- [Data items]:
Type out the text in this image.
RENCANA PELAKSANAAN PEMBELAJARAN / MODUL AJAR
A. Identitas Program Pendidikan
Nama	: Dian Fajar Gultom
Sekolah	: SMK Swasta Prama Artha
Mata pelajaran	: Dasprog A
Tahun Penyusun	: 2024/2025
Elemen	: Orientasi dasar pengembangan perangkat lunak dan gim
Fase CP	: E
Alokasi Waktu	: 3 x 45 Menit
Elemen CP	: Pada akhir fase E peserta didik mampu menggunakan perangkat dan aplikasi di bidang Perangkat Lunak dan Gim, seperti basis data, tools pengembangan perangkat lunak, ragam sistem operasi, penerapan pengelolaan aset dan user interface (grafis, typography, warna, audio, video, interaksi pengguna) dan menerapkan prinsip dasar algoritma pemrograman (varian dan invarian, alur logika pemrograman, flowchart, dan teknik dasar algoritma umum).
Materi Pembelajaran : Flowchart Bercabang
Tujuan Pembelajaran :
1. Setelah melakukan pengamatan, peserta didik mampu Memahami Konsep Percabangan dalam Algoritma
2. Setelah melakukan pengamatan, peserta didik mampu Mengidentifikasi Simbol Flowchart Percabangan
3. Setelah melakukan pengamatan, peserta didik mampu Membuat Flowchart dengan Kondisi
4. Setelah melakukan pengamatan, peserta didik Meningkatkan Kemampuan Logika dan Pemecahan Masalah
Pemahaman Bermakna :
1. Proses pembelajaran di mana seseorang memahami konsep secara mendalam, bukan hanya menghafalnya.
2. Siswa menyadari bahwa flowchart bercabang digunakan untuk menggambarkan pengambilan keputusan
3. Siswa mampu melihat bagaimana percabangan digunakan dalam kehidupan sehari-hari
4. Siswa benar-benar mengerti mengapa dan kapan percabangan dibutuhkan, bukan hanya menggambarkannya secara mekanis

- [JOB]:
Go through the records and gather the lines that hold "dasar".

- [SOLVED EXERCISE]:
Elemen	: Orientasi dasar pengembangan perangkat lunak dan gim
Elemen CP	: Pada akhir fase E peserta didik mampu menggunakan perangkat dan aplikasi di bidang Perangkat Lunak dan Gim, seperti basis data, tools pengembangan perangkat lunak, ragam sistem operasi, penerapan pengelolaan aset dan user interface (grafis, typography, warna, audio, video, interaksi pengguna) dan menerapkan prinsip dasar algoritma pemrograman (varian dan invarian, alur logika pemrograman, flowchart, dan teknik dasar algoritma umum).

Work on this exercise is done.